=== DATASET CONTENT ===
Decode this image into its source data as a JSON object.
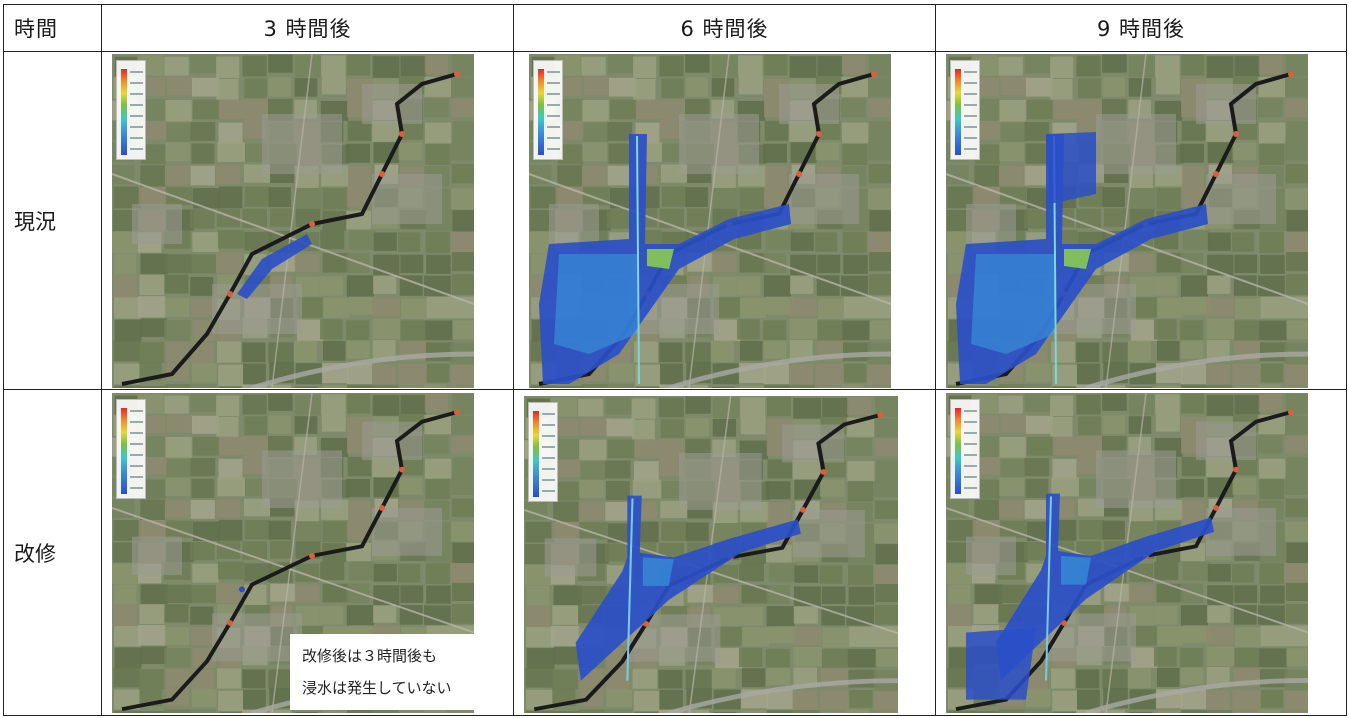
{
  "table": {
    "headers": [
      "時間",
      "3 時間後",
      "6 時間後",
      "9 時間後"
    ],
    "rows": [
      {
        "label": "現況",
        "panels": [
          "map-current-3h",
          "map-current-6h",
          "map-current-9h"
        ]
      },
      {
        "label": "改修",
        "panels": [
          "map-improved-3h",
          "map-improved-6h",
          "map-improved-9h"
        ]
      }
    ]
  },
  "note": {
    "line1": "改修後は３時間後も",
    "line2": "浸水は発生していない"
  },
  "colors": {
    "flood_shallow": "#2a4fc8",
    "flood_mid": "#3a9ee0",
    "flood_high": "#8fd14a",
    "river": "#1b1b1b",
    "ground": "#7e8a6a"
  }
}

=== WHAT IS REQUIRED ===
Nothing in the entries should change as you copy them, except that the pictures are left out.

=== TASK SOLUTION ===
Decode this image into its source data as a JSON object.
{
  "table": {
    "headers": [
      "時間",
      "3 時間後",
      "6 時間後",
      "9 時間後"
    ],
    "rows": [
      {
        "label": "現況",
        "panels": [
          "map-current-3h",
          "map-current-6h",
          "map-current-9h"
        ]
      },
      {
        "label": "改修",
        "panels": [
          "map-improved-3h",
          "map-improved-6h",
          "map-improved-9h"
        ]
      }
    ]
  },
  "note": {
    "line1": "改修後は３時間後も",
    "line2": "浸水は発生していない"
  },
  "colors": {
    "flood_shallow": "#2a4fc8",
    "flood_mid": "#3a9ee0",
    "flood_high": "#8fd14a",
    "river": "#1b1b1b",
    "ground": "#7e8a6a"
  }
}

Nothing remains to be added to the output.